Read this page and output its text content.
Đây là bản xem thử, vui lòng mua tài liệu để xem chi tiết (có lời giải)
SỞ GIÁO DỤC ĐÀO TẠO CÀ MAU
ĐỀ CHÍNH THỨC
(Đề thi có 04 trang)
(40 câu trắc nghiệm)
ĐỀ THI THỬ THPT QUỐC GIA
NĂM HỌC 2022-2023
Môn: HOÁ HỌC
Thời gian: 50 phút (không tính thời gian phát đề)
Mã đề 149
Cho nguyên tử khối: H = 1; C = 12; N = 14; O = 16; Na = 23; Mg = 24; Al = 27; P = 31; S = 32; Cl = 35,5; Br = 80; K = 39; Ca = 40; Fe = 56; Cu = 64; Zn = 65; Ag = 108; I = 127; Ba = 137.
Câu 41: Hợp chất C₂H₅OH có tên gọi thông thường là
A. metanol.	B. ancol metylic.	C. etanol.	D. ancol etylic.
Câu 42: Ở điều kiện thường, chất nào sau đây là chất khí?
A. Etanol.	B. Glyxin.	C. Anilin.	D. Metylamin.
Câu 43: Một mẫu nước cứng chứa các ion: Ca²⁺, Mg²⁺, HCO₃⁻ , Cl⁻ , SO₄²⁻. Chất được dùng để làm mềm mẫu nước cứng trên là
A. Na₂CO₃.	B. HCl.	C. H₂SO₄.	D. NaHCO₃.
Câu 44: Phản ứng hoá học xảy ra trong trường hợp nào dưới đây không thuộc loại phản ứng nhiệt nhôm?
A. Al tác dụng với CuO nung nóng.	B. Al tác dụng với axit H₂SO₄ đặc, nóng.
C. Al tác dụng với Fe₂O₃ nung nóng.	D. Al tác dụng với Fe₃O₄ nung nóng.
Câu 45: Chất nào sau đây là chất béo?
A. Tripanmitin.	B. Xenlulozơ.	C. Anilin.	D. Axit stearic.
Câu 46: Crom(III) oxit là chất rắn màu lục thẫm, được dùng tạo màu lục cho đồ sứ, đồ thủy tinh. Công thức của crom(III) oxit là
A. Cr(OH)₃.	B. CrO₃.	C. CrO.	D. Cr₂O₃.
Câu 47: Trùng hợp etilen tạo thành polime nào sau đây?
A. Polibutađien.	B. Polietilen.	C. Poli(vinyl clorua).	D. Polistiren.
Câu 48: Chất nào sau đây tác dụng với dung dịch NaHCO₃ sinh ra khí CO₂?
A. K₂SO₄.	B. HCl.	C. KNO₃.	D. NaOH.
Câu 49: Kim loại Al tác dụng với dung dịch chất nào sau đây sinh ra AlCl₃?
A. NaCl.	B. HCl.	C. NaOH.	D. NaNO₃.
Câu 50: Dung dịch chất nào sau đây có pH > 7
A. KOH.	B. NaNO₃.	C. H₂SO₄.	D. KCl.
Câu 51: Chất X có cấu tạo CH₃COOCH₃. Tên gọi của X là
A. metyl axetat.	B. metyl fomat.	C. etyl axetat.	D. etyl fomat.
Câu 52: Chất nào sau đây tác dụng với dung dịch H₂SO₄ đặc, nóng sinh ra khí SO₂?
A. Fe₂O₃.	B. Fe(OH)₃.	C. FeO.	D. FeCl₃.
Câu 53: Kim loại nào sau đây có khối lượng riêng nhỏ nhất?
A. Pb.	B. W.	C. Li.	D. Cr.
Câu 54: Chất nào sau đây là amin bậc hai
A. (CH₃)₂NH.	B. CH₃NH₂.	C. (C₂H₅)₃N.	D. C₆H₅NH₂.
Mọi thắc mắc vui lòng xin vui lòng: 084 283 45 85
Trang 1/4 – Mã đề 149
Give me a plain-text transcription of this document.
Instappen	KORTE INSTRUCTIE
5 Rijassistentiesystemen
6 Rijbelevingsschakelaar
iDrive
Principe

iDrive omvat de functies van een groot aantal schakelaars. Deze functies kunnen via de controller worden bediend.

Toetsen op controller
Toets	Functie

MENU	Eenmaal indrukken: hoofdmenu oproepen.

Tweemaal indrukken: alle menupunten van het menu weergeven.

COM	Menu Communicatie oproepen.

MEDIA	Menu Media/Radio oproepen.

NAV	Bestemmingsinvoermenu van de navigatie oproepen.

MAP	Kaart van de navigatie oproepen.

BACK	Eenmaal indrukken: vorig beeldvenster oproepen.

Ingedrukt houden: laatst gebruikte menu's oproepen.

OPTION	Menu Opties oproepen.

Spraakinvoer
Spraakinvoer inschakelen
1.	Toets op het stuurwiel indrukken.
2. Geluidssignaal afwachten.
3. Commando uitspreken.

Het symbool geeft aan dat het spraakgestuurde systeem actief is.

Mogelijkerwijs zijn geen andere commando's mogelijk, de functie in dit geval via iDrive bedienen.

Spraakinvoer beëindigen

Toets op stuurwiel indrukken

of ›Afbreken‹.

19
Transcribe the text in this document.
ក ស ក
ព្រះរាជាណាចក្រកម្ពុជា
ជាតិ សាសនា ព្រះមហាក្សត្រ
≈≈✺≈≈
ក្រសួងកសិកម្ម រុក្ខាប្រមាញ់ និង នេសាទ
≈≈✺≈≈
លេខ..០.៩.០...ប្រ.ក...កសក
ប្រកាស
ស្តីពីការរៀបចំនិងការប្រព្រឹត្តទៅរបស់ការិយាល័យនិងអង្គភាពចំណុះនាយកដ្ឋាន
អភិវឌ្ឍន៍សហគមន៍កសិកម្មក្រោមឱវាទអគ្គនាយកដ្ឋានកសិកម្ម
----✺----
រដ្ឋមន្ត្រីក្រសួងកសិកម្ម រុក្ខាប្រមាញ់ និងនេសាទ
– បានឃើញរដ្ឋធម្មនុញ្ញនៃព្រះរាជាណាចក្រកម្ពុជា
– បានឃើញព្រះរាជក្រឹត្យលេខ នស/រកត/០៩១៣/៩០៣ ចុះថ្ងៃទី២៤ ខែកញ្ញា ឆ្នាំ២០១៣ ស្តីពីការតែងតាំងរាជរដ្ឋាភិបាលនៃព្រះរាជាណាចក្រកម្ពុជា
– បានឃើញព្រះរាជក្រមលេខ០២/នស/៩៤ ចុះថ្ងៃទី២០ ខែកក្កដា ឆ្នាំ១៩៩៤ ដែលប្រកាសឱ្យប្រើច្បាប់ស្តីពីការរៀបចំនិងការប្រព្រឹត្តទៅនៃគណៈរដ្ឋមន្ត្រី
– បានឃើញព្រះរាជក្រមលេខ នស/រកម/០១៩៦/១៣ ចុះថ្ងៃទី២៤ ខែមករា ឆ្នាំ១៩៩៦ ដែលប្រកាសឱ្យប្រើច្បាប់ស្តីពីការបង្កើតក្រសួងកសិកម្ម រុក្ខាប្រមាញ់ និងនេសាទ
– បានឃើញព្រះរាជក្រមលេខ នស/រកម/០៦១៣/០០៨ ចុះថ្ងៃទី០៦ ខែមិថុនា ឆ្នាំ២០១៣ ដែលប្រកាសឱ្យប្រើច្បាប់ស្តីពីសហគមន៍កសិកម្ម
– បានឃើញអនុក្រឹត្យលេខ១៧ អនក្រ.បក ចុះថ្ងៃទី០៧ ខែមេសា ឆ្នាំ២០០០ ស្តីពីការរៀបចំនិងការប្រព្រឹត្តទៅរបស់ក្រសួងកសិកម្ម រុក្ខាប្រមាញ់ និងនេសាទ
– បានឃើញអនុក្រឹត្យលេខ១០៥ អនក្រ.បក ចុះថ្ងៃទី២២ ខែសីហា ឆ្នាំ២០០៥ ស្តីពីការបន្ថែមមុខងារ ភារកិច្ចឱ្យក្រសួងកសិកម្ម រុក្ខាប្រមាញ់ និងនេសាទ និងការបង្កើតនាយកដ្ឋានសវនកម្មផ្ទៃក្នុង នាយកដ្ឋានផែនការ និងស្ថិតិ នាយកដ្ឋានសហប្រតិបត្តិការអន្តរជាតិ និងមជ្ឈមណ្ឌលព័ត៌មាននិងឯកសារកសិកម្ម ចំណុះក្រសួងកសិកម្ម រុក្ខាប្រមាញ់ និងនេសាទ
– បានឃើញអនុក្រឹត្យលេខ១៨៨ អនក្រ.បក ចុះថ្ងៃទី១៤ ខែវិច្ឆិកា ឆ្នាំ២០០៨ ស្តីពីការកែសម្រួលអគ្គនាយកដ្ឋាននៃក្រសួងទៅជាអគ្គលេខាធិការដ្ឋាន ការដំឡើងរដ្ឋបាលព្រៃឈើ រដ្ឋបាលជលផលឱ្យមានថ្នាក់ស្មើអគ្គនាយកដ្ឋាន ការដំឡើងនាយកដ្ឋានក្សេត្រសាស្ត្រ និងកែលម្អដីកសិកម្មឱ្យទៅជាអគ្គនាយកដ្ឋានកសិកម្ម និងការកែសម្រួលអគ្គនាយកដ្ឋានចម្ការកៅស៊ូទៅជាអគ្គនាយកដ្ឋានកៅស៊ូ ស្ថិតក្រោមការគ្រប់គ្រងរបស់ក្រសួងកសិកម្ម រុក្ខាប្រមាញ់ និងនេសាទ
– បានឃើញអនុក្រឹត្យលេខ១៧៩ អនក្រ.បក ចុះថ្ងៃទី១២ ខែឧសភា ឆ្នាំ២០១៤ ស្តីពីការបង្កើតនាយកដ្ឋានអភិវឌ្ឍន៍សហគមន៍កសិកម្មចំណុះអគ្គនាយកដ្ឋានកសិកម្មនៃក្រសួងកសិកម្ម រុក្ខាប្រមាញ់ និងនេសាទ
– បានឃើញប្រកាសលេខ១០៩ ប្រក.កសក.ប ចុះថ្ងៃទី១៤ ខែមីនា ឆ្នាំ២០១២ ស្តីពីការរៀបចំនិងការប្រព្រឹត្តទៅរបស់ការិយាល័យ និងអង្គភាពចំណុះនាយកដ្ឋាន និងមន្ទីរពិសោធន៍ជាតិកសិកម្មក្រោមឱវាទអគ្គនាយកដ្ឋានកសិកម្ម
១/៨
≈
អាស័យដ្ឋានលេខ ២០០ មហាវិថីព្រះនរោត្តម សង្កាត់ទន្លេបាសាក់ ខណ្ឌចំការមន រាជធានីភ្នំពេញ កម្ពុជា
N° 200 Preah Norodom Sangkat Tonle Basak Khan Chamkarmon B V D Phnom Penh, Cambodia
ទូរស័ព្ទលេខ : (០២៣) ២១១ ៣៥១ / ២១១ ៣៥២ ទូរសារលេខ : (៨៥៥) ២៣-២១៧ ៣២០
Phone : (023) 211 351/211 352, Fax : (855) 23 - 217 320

■ ■ ■ ■

Task directions —
Show every line from the entries above in which the word "NaOH" appears.

Answer to the task —
A. K₂SO₄.	B. HCl.	C. KNO₃.	D. NaOH.
A. NaCl.	B. HCl.	C. NaOH.	D. NaNO₃.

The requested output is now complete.